**Your goal**
Leave out any picture and return the remaining listing below exactly as given.

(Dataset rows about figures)
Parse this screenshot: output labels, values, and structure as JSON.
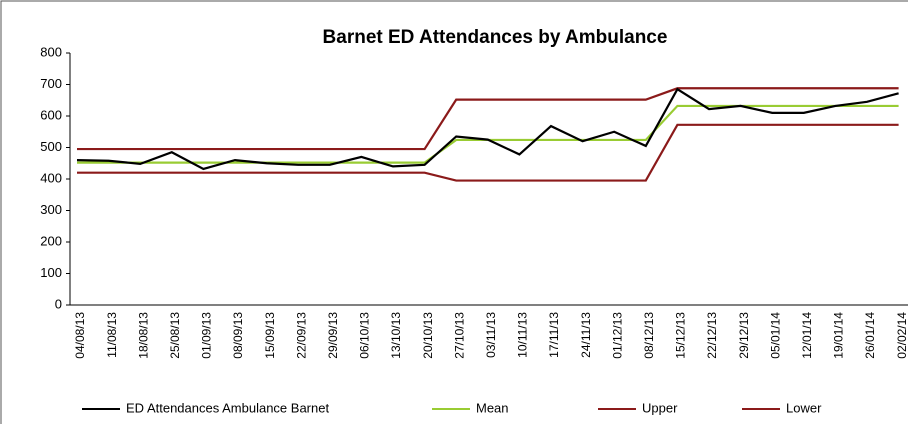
{
  "chart_data": {
    "type": "line",
    "title": "Barnet ED Attendances by Ambulance",
    "categories": [
      "04/08/13",
      "11/08/13",
      "18/08/13",
      "25/08/13",
      "01/09/13",
      "08/09/13",
      "15/09/13",
      "22/09/13",
      "29/09/13",
      "06/10/13",
      "13/10/13",
      "20/10/13",
      "27/10/13",
      "03/11/13",
      "10/11/13",
      "17/11/13",
      "24/11/13",
      "01/12/13",
      "08/12/13",
      "15/12/13",
      "22/12/13",
      "29/12/13",
      "05/01/14",
      "12/01/14",
      "19/01/14",
      "26/01/14",
      "02/02/14"
    ],
    "series": [
      {
        "name": "ED Attendances Ambulance Barnet",
        "color": "#000000",
        "values": [
          460,
          458,
          448,
          485,
          432,
          460,
          450,
          445,
          445,
          470,
          440,
          445,
          535,
          525,
          478,
          568,
          520,
          550,
          505,
          685,
          622,
          632,
          610,
          610,
          632,
          645,
          672
        ]
      },
      {
        "name": "Mean",
        "color": "#99cc33",
        "values": [
          452,
          452,
          452,
          452,
          452,
          452,
          452,
          452,
          452,
          452,
          452,
          452,
          524,
          524,
          524,
          524,
          524,
          524,
          524,
          632,
          632,
          632,
          632,
          632,
          632,
          632,
          632
        ]
      },
      {
        "name": "Upper",
        "color": "#8b1a1a",
        "values": [
          495,
          495,
          495,
          495,
          495,
          495,
          495,
          495,
          495,
          495,
          495,
          495,
          652,
          652,
          652,
          652,
          652,
          652,
          652,
          688,
          688,
          688,
          688,
          688,
          688,
          688,
          688
        ]
      },
      {
        "name": "Lower",
        "color": "#8b1a1a",
        "values": [
          420,
          420,
          420,
          420,
          420,
          420,
          420,
          420,
          420,
          420,
          420,
          420,
          395,
          395,
          395,
          395,
          395,
          395,
          395,
          572,
          572,
          572,
          572,
          572,
          572,
          572,
          572
        ]
      }
    ],
    "ylim": [
      0,
      800
    ],
    "yticks": [
      0,
      100,
      200,
      300,
      400,
      500,
      600,
      700,
      800
    ],
    "grid": false,
    "legend": "bottom"
  }
}
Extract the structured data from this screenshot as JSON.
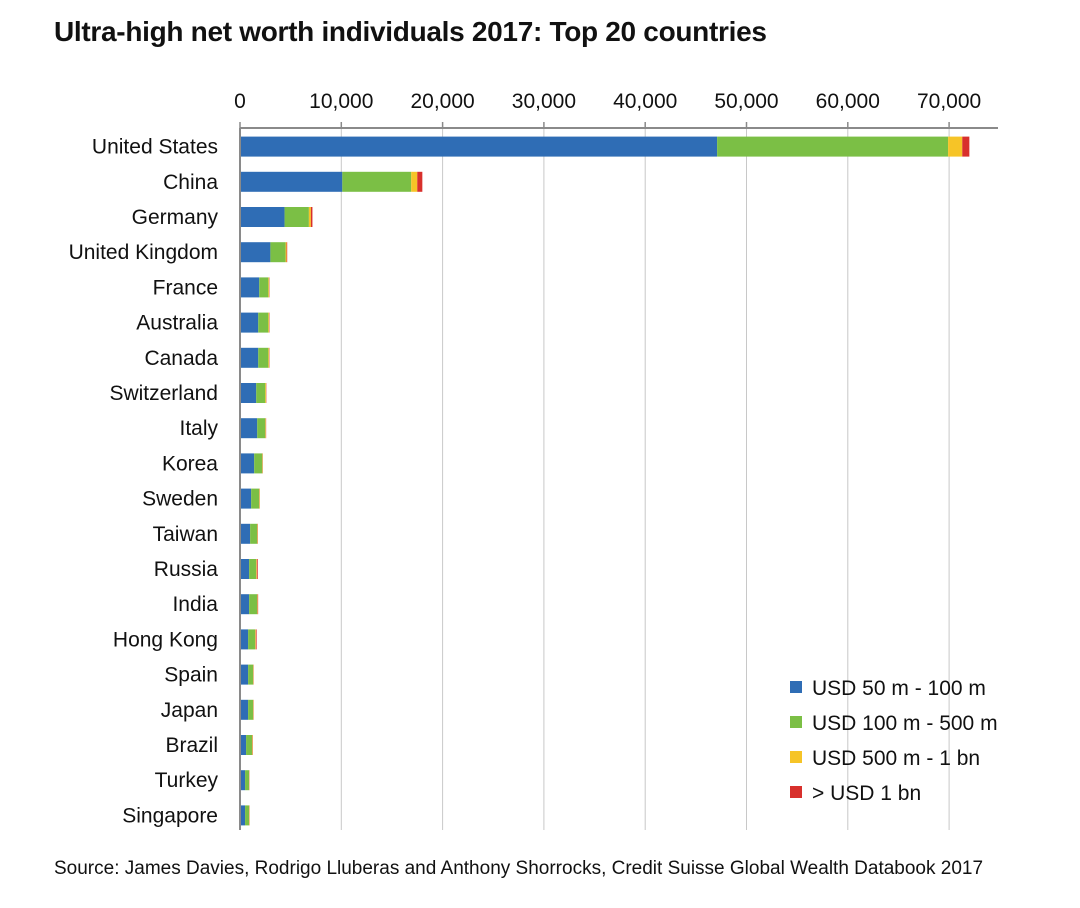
{
  "chart_data": {
    "type": "bar",
    "orientation": "horizontal",
    "stacked": true,
    "title": "Ultra-high net worth individuals 2017: Top 20 countries",
    "xlim": [
      0,
      75000
    ],
    "xticks": [
      0,
      10000,
      20000,
      30000,
      40000,
      50000,
      60000,
      70000
    ],
    "xtick_labels": [
      "0",
      "10,000",
      "20,000",
      "30,000",
      "40,000",
      "50,000",
      "60,000",
      "70,000"
    ],
    "categories": [
      "United States",
      "China",
      "Germany",
      "United Kingdom",
      "France",
      "Australia",
      "Canada",
      "Switzerland",
      "Italy",
      "Korea",
      "Sweden",
      "Taiwan",
      "Russia",
      "India",
      "Hong Kong",
      "Spain",
      "Japan",
      "Brazil",
      "Turkey",
      "Singapore"
    ],
    "series": [
      {
        "name": "USD 50 m - 100 m",
        "color": "#2f6db5",
        "values": [
          47100,
          10100,
          4400,
          3000,
          1900,
          1800,
          1800,
          1600,
          1700,
          1400,
          1100,
          1000,
          900,
          900,
          800,
          800,
          800,
          600,
          500,
          500
        ]
      },
      {
        "name": "USD 100 m - 500 m",
        "color": "#7bbf45",
        "values": [
          22800,
          6800,
          2400,
          1500,
          900,
          1000,
          1000,
          900,
          800,
          800,
          800,
          700,
          700,
          800,
          700,
          500,
          500,
          600,
          400,
          400
        ]
      },
      {
        "name": "USD 500 m - 1 bn",
        "color": "#f6c427",
        "values": [
          1400,
          600,
          200,
          100,
          60,
          70,
          60,
          70,
          50,
          40,
          40,
          40,
          60,
          40,
          60,
          30,
          30,
          40,
          20,
          30
        ]
      },
      {
        "name": "> USD 1 bn",
        "color": "#d8302c",
        "values": [
          700,
          500,
          150,
          60,
          40,
          40,
          40,
          30,
          30,
          20,
          20,
          30,
          90,
          50,
          80,
          20,
          20,
          30,
          20,
          20
        ]
      }
    ],
    "legend_position": "bottom-right",
    "grid": true
  },
  "source": "Source: James Davies, Rodrigo Lluberas and Anthony Shorrocks, Credit Suisse Global Wealth Databook 2017"
}
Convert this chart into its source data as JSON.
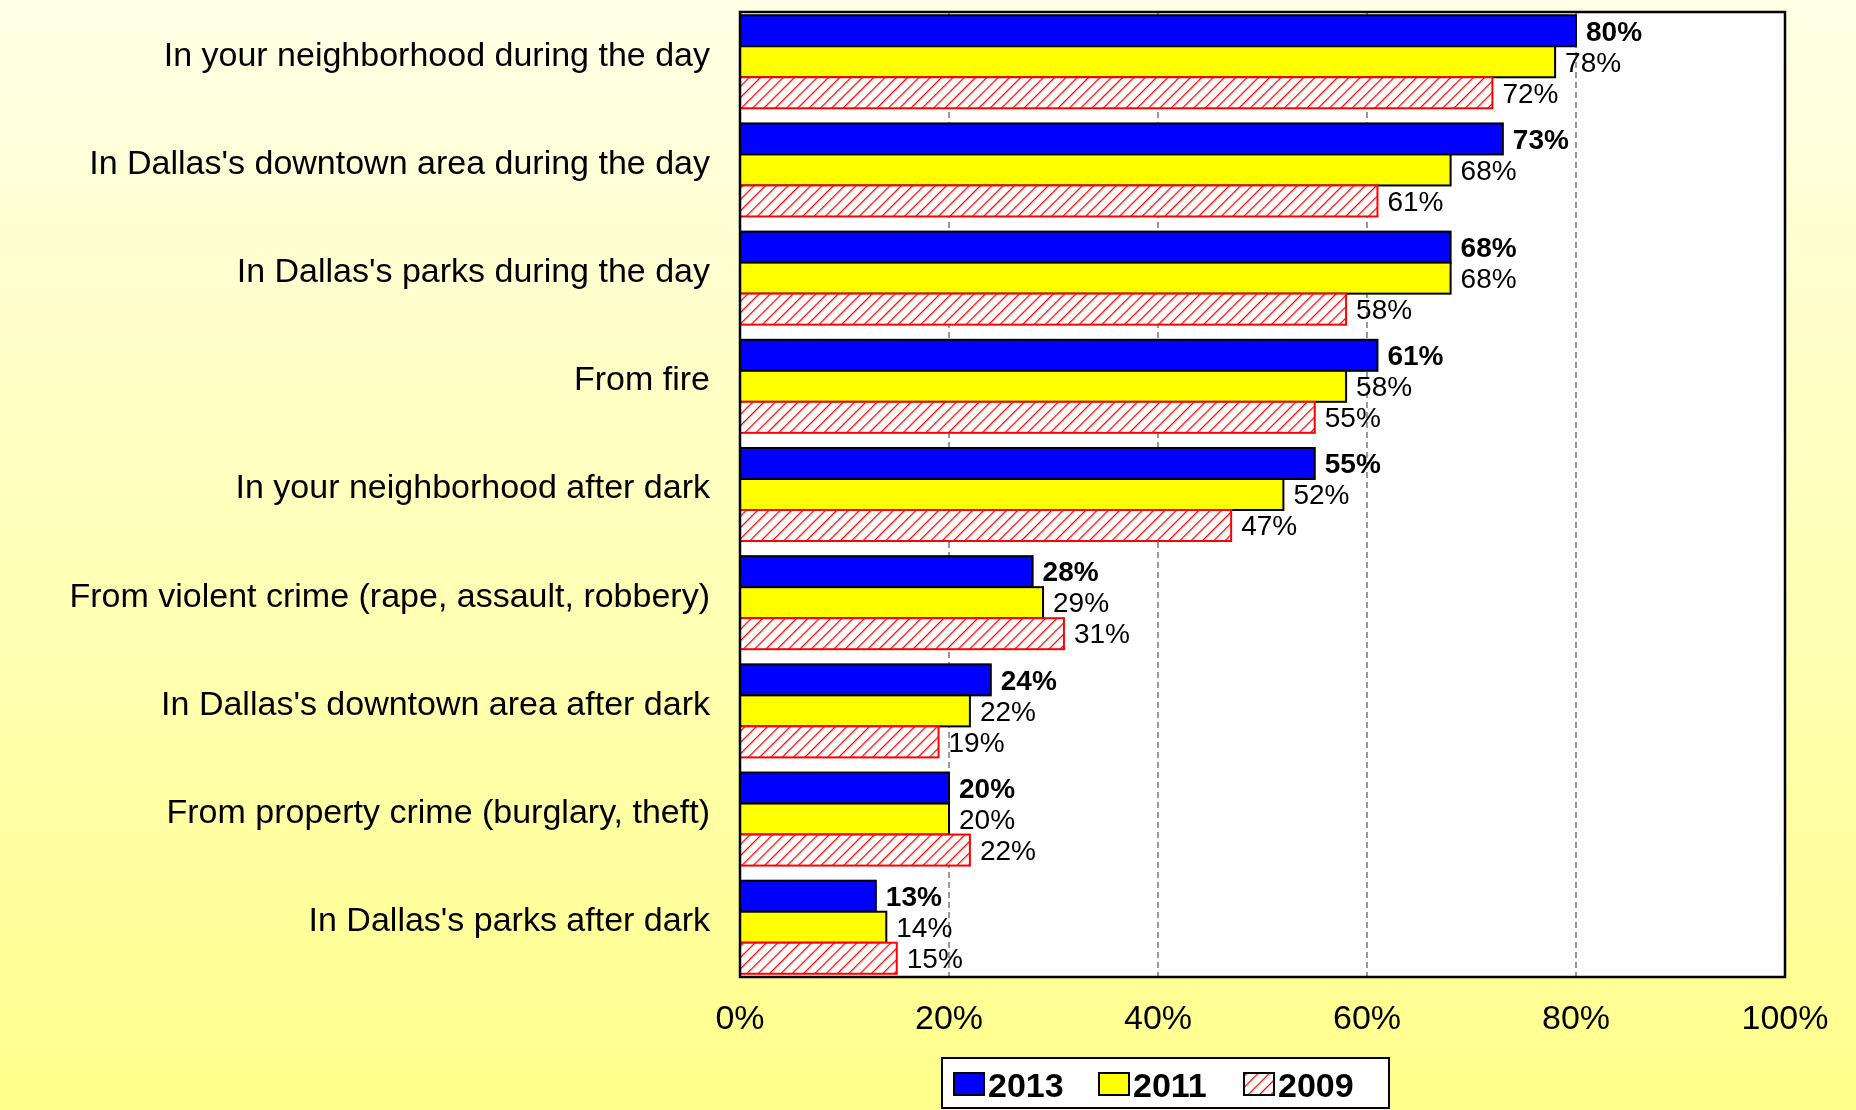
{
  "chart_data": {
    "type": "bar",
    "orientation": "horizontal",
    "categories": [
      "In your neighborhood during the day",
      "In Dallas's downtown area during the day",
      "In Dallas's parks during the day",
      "From fire",
      "In your neighborhood after dark",
      "From violent crime (rape, assault, robbery)",
      "In Dallas's downtown area after dark",
      "From property crime (burglary, theft)",
      "In Dallas's parks after dark"
    ],
    "series": [
      {
        "name": "2013",
        "color": "#0000ff",
        "values": [
          80,
          73,
          68,
          61,
          55,
          28,
          24,
          20,
          13
        ],
        "value_labels": [
          "80%",
          "73%",
          "68%",
          "61%",
          "55%",
          "28%",
          "24%",
          "20%",
          "13%"
        ]
      },
      {
        "name": "2011",
        "color": "#ffff00",
        "values": [
          78,
          68,
          68,
          58,
          52,
          29,
          22,
          20,
          14
        ],
        "value_labels": [
          "78%",
          "68%",
          "68%",
          "58%",
          "52%",
          "29%",
          "22%",
          "20%",
          "14%"
        ]
      },
      {
        "name": "2009",
        "color": "#ff0000",
        "values": [
          72,
          61,
          58,
          55,
          47,
          31,
          19,
          22,
          15
        ],
        "value_labels": [
          "72%",
          "61%",
          "58%",
          "55%",
          "47%",
          "31%",
          "19%",
          "22%",
          "15%"
        ]
      }
    ],
    "xlim": [
      0,
      100
    ],
    "xticks": [
      {
        "value": 0,
        "label": "0%"
      },
      {
        "value": 20,
        "label": "20%"
      },
      {
        "value": 40,
        "label": "40%"
      },
      {
        "value": 60,
        "label": "60%"
      },
      {
        "value": 80,
        "label": "80%"
      },
      {
        "value": 100,
        "label": "100%"
      }
    ],
    "grid": "x",
    "legend": "bottom"
  }
}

**Output below**
Parse this screenshot: output labels, values, and structure as JSON.
{
  "chart_data": {
    "type": "line",
    "title": "Barnet ED Attendances by Ambulance",
    "categories": [
      "04/08/13",
      "11/08/13",
      "18/08/13",
      "25/08/13",
      "01/09/13",
      "08/09/13",
      "15/09/13",
      "22/09/13",
      "29/09/13",
      "06/10/13",
      "13/10/13",
      "20/10/13",
      "27/10/13",
      "03/11/13",
      "10/11/13",
      "17/11/13",
      "24/11/13",
      "01/12/13",
      "08/12/13",
      "15/12/13",
      "22/12/13",
      "29/12/13",
      "05/01/14",
      "12/01/14",
      "19/01/14",
      "26/01/14",
      "02/02/14"
    ],
    "series": [
      {
        "name": "ED Attendances Ambulance Barnet",
        "color": "#000000",
        "values": [
          460,
          458,
          448,
          485,
          432,
          460,
          450,
          445,
          445,
          470,
          440,
          445,
          535,
          525,
          478,
          568,
          520,
          550,
          505,
          685,
          622,
          632,
          610,
          610,
          632,
          645,
          672
        ]
      },
      {
        "name": "Mean",
        "color": "#99cc33",
        "values": [
          452,
          452,
          452,
          452,
          452,
          452,
          452,
          452,
          452,
          452,
          452,
          452,
          524,
          524,
          524,
          524,
          524,
          524,
          524,
          632,
          632,
          632,
          632,
          632,
          632,
          632,
          632
        ]
      },
      {
        "name": "Upper",
        "color": "#8b1a1a",
        "values": [
          495,
          495,
          495,
          495,
          495,
          495,
          495,
          495,
          495,
          495,
          495,
          495,
          652,
          652,
          652,
          652,
          652,
          652,
          652,
          688,
          688,
          688,
          688,
          688,
          688,
          688,
          688
        ]
      },
      {
        "name": "Lower",
        "color": "#8b1a1a",
        "values": [
          420,
          420,
          420,
          420,
          420,
          420,
          420,
          420,
          420,
          420,
          420,
          420,
          395,
          395,
          395,
          395,
          395,
          395,
          395,
          572,
          572,
          572,
          572,
          572,
          572,
          572,
          572
        ]
      }
    ],
    "ylim": [
      0,
      800
    ],
    "yticks": [
      0,
      100,
      200,
      300,
      400,
      500,
      600,
      700,
      800
    ],
    "grid": false,
    "legend": "bottom"
  }
}
Extract the structured data from this screenshot as JSON.
{
  "chart_data": {
    "type": "bar",
    "orientation": "horizontal",
    "stacked": true,
    "title": "Ultra-high net worth individuals 2017: Top 20 countries",
    "xlim": [
      0,
      75000
    ],
    "xticks": [
      0,
      10000,
      20000,
      30000,
      40000,
      50000,
      60000,
      70000
    ],
    "xtick_labels": [
      "0",
      "10,000",
      "20,000",
      "30,000",
      "40,000",
      "50,000",
      "60,000",
      "70,000"
    ],
    "categories": [
      "United States",
      "China",
      "Germany",
      "United Kingdom",
      "France",
      "Australia",
      "Canada",
      "Switzerland",
      "Italy",
      "Korea",
      "Sweden",
      "Taiwan",
      "Russia",
      "India",
      "Hong Kong",
      "Spain",
      "Japan",
      "Brazil",
      "Turkey",
      "Singapore"
    ],
    "series": [
      {
        "name": "USD 50 m - 100 m",
        "color": "#2f6db5",
        "values": [
          47100,
          10100,
          4400,
          3000,
          1900,
          1800,
          1800,
          1600,
          1700,
          1400,
          1100,
          1000,
          900,
          900,
          800,
          800,
          800,
          600,
          500,
          500
        ]
      },
      {
        "name": "USD 100 m - 500 m",
        "color": "#7bbf45",
        "values": [
          22800,
          6800,
          2400,
          1500,
          900,
          1000,
          1000,
          900,
          800,
          800,
          800,
          700,
          700,
          800,
          700,
          500,
          500,
          600,
          400,
          400
        ]
      },
      {
        "name": "USD 500 m - 1 bn",
        "color": "#f6c427",
        "values": [
          1400,
          600,
          200,
          100,
          60,
          70,
          60,
          70,
          50,
          40,
          40,
          40,
          60,
          40,
          60,
          30,
          30,
          40,
          20,
          30
        ]
      },
      {
        "name": "> USD 1 bn",
        "color": "#d8302c",
        "values": [
          700,
          500,
          150,
          60,
          40,
          40,
          40,
          30,
          30,
          20,
          20,
          30,
          90,
          50,
          80,
          20,
          20,
          30,
          20,
          20
        ]
      }
    ],
    "legend_position": "bottom-right",
    "grid": true
  },
  "source": "Source: James Davies, Rodrigo Lluberas and Anthony Shorrocks, Credit Suisse Global Wealth Databook 2017"
}
Convert this chart into its source data as JSON.
{
  "chart_data": {
    "type": "bar",
    "orientation": "horizontal",
    "categories": [
      "In your neighborhood during the day",
      "In Dallas's downtown area during the day",
      "In Dallas's parks during the day",
      "From fire",
      "In your neighborhood after dark",
      "From violent crime (rape, assault, robbery)",
      "In Dallas's downtown area after dark",
      "From property crime (burglary, theft)",
      "In Dallas's parks after dark"
    ],
    "series": [
      {
        "name": "2013",
        "color": "#0000ff",
        "values": [
          80,
          73,
          68,
          61,
          55,
          28,
          24,
          20,
          13
        ],
        "value_labels": [
          "80%",
          "73%",
          "68%",
          "61%",
          "55%",
          "28%",
          "24%",
          "20%",
          "13%"
        ]
      },
      {
        "name": "2011",
        "color": "#ffff00",
        "values": [
          78,
          68,
          68,
          58,
          52,
          29,
          22,
          20,
          14
        ],
        "value_labels": [
          "78%",
          "68%",
          "68%",
          "58%",
          "52%",
          "29%",
          "22%",
          "20%",
          "14%"
        ]
      },
      {
        "name": "2009",
        "color": "#ff0000",
        "values": [
          72,
          61,
          58,
          55,
          47,
          31,
          19,
          22,
          15
        ],
        "value_labels": [
          "72%",
          "61%",
          "58%",
          "55%",
          "47%",
          "31%",
          "19%",
          "22%",
          "15%"
        ]
      }
    ],
    "xlim": [
      0,
      100
    ],
    "xticks": [
      {
        "value": 0,
        "label": "0%"
      },
      {
        "value": 20,
        "label": "20%"
      },
      {
        "value": 40,
        "label": "40%"
      },
      {
        "value": 60,
        "label": "60%"
      },
      {
        "value": 80,
        "label": "80%"
      },
      {
        "value": 100,
        "label": "100%"
      }
    ],
    "grid": "x",
    "legend": "bottom"
  }
}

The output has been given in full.